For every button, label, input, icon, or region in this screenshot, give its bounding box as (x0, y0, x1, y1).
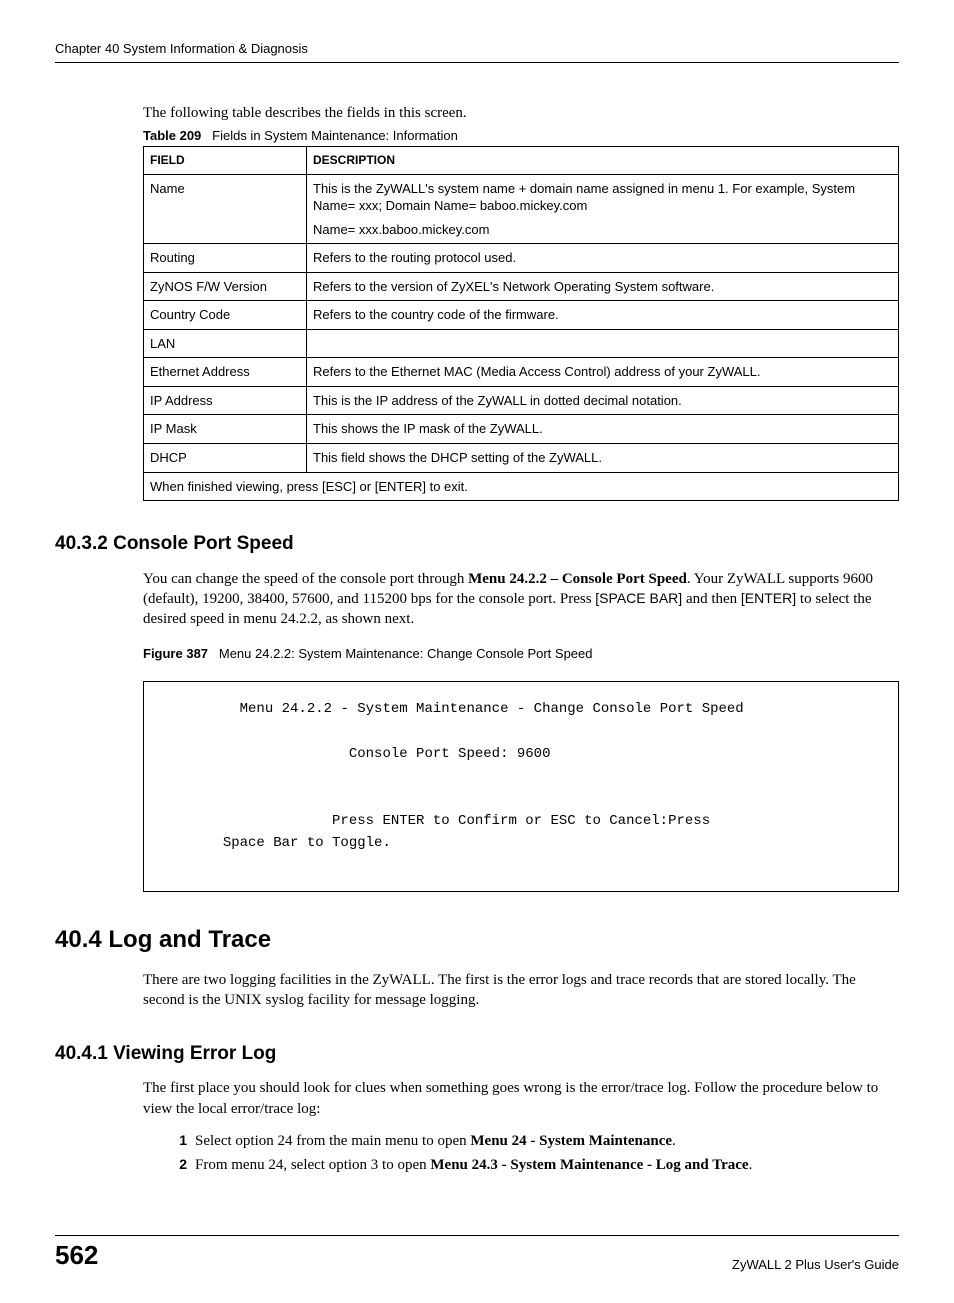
step-number: 2 (167, 1155, 187, 1175)
table-row: DHCPThis field shows the DHCP setting of… (144, 444, 899, 473)
steps-list: 1 Select option 24 from the main menu to … (167, 1131, 899, 1176)
table-row: IP AddressThis is the IP address of the … (144, 386, 899, 415)
table-cell-field: Routing (144, 244, 307, 273)
table-row: LAN (144, 329, 899, 358)
page-footer: 562 ZyWALL 2 Plus User's Guide (55, 1235, 899, 1273)
table-cell-desc: Refers to the routing protocol used. (307, 244, 899, 273)
main-content: The following table describes the fields… (143, 103, 899, 502)
table-cell-field: IP Address (144, 386, 307, 415)
table-footer-row: When finished viewing, press [ESC] or [E… (144, 472, 899, 501)
table-row: ZyNOS F/W VersionRefers to the version o… (144, 272, 899, 301)
table-cell-field: IP Mask (144, 415, 307, 444)
table-row: Country CodeRefers to the country code o… (144, 301, 899, 330)
table-intro-text: The following table describes the fields… (143, 103, 899, 123)
table-footer-cell: When finished viewing, press [ESC] or [E… (144, 472, 899, 501)
table-head-desc: DESCRIPTION (307, 147, 899, 174)
table-row: RoutingRefers to the routing protocol us… (144, 244, 899, 273)
footer-title: ZyWALL 2 Plus User's Guide (732, 1256, 899, 1274)
table-row: IP MaskThis shows the IP mask of the ZyW… (144, 415, 899, 444)
table-cell-desc (307, 329, 899, 358)
step-text: From menu 24, select option 3 to open Me… (195, 1155, 899, 1175)
table-cell-desc: This shows the IP mask of the ZyWALL. (307, 415, 899, 444)
figure-caption-title: Menu 24.2.2: System Maintenance: Change … (219, 646, 593, 661)
table-head-field: FIELD (144, 147, 307, 174)
table-cell-desc: Refers to the Ethernet MAC (Media Access… (307, 358, 899, 387)
figure-caption-label: Figure 387 (143, 646, 208, 661)
table-cell-field: DHCP (144, 444, 307, 473)
page-header: Chapter 40 System Information & Diagnosi… (55, 40, 899, 63)
step-text: Select option 24 from the main menu to o… (195, 1131, 899, 1151)
table-cell-field: ZyNOS F/W Version (144, 272, 307, 301)
console-port-speed-para: You can change the speed of the console … (143, 569, 899, 630)
list-item: 1 Select option 24 from the main menu to … (167, 1131, 899, 1151)
table-cell-field: Country Code (144, 301, 307, 330)
table-cell-desc: Refers to the country code of the firmwa… (307, 301, 899, 330)
page-number: 562 (55, 1238, 98, 1273)
table-cell-desc: This is the IP address of the ZyWALL in … (307, 386, 899, 415)
table-cell-field: LAN (144, 329, 307, 358)
table-row: NameThis is the ZyWALL's system name + d… (144, 174, 899, 244)
table-caption-label: Table 209 (143, 128, 201, 143)
table-cell-desc: This is the ZyWALL's system name + domai… (307, 174, 899, 244)
log-and-trace-para: There are two logging facilities in the … (143, 970, 899, 1011)
console-screenshot: Menu 24.2.2 - System Maintenance - Chang… (143, 681, 899, 892)
heading-40-4: 40.4 Log and Trace (55, 924, 899, 956)
table-cell-field: Ethernet Address (144, 358, 307, 387)
figure-caption: Figure 387 Menu 24.2.2: System Maintenan… (143, 645, 899, 663)
table-row: Ethernet AddressRefers to the Ethernet M… (144, 358, 899, 387)
table-cell-field: Name (144, 174, 307, 244)
table-caption: Table 209 Fields in System Maintenance: … (143, 127, 899, 145)
table-cell-desc: Refers to the version of ZyXEL's Network… (307, 272, 899, 301)
viewing-error-log-para: The first place you should look for clue… (143, 1078, 899, 1119)
list-item: 2 From menu 24, select option 3 to open M… (167, 1155, 899, 1175)
fields-table: FIELD DESCRIPTION NameThis is the ZyWALL… (143, 146, 899, 501)
heading-40-3-2: 40.3.2 Console Port Speed (55, 531, 899, 557)
table-caption-title: Fields in System Maintenance: Informatio… (212, 128, 458, 143)
table-cell-desc: This field shows the DHCP setting of the… (307, 444, 899, 473)
heading-40-4-1: 40.4.1 Viewing Error Log (55, 1041, 899, 1067)
step-number: 1 (167, 1131, 187, 1151)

========================================

### Task brief
Reproduce the records above line for line and without any change, omitting the pictures.

### Full solution
For every button, label, input, icon, or region in this screenshot, give its bounding box as (x0, y0, x1, y1).
step-number: 2 (167, 1155, 187, 1175)
table-row: DHCPThis field shows the DHCP setting of… (144, 444, 899, 473)
steps-list: 1 Select option 24 from the main menu to … (167, 1131, 899, 1176)
table-row: IP AddressThis is the IP address of the … (144, 386, 899, 415)
table-cell-field: Routing (144, 244, 307, 273)
table-row: LAN (144, 329, 899, 358)
page-footer: 562 ZyWALL 2 Plus User's Guide (55, 1235, 899, 1273)
table-cell-desc: Refers to the routing protocol used. (307, 244, 899, 273)
main-content: The following table describes the fields… (143, 103, 899, 502)
table-cell-field: IP Address (144, 386, 307, 415)
table-footer-row: When finished viewing, press [ESC] or [E… (144, 472, 899, 501)
table-row: ZyNOS F/W VersionRefers to the version o… (144, 272, 899, 301)
table-cell-field: IP Mask (144, 415, 307, 444)
table-row: Country CodeRefers to the country code o… (144, 301, 899, 330)
table-intro-text: The following table describes the fields… (143, 103, 899, 123)
table-footer-cell: When finished viewing, press [ESC] or [E… (144, 472, 899, 501)
table-head-desc: DESCRIPTION (307, 147, 899, 174)
table-row: RoutingRefers to the routing protocol us… (144, 244, 899, 273)
footer-title: ZyWALL 2 Plus User's Guide (732, 1256, 899, 1274)
table-row: IP MaskThis shows the IP mask of the ZyW… (144, 415, 899, 444)
table-cell-desc (307, 329, 899, 358)
step-text: From menu 24, select option 3 to open Me… (195, 1155, 899, 1175)
table-cell-desc: This shows the IP mask of the ZyWALL. (307, 415, 899, 444)
figure-caption-title: Menu 24.2.2: System Maintenance: Change … (219, 646, 593, 661)
table-head-field: FIELD (144, 147, 307, 174)
table-cell-desc: Refers to the Ethernet MAC (Media Access… (307, 358, 899, 387)
figure-caption-label: Figure 387 (143, 646, 208, 661)
table-cell-field: DHCP (144, 444, 307, 473)
page-header: Chapter 40 System Information & Diagnosi… (55, 40, 899, 63)
step-text: Select option 24 from the main menu to o… (195, 1131, 899, 1151)
table-cell-field: ZyNOS F/W Version (144, 272, 307, 301)
console-port-speed-para: You can change the speed of the console … (143, 569, 899, 630)
list-item: 1 Select option 24 from the main menu to … (167, 1131, 899, 1151)
table-cell-field: Country Code (144, 301, 307, 330)
table-cell-desc: Refers to the country code of the firmwa… (307, 301, 899, 330)
page-number: 562 (55, 1238, 98, 1273)
table-cell-desc: This is the IP address of the ZyWALL in … (307, 386, 899, 415)
table-cell-field: LAN (144, 329, 307, 358)
table-row: NameThis is the ZyWALL's system name + d… (144, 174, 899, 244)
table-caption-label: Table 209 (143, 128, 201, 143)
table-cell-desc: This is the ZyWALL's system name + domai… (307, 174, 899, 244)
log-and-trace-para: There are two logging facilities in the … (143, 970, 899, 1011)
console-screenshot: Menu 24.2.2 - System Maintenance - Chang… (143, 681, 899, 892)
heading-40-4: 40.4 Log and Trace (55, 924, 899, 956)
table-cell-field: Ethernet Address (144, 358, 307, 387)
figure-caption: Figure 387 Menu 24.2.2: System Maintenan… (143, 645, 899, 663)
table-row: Ethernet AddressRefers to the Ethernet M… (144, 358, 899, 387)
table-cell-field: Name (144, 174, 307, 244)
table-caption: Table 209 Fields in System Maintenance: … (143, 127, 899, 145)
table-cell-desc: Refers to the version of ZyXEL's Network… (307, 272, 899, 301)
viewing-error-log-para: The first place you should look for clue… (143, 1078, 899, 1119)
list-item: 2 From menu 24, select option 3 to open M… (167, 1155, 899, 1175)
fields-table: FIELD DESCRIPTION NameThis is the ZyWALL… (143, 146, 899, 501)
heading-40-3-2: 40.3.2 Console Port Speed (55, 531, 899, 557)
table-caption-title: Fields in System Maintenance: Informatio… (212, 128, 458, 143)
table-cell-desc: This field shows the DHCP setting of the… (307, 444, 899, 473)
heading-40-4-1: 40.4.1 Viewing Error Log (55, 1041, 899, 1067)
step-number: 1 (167, 1131, 187, 1151)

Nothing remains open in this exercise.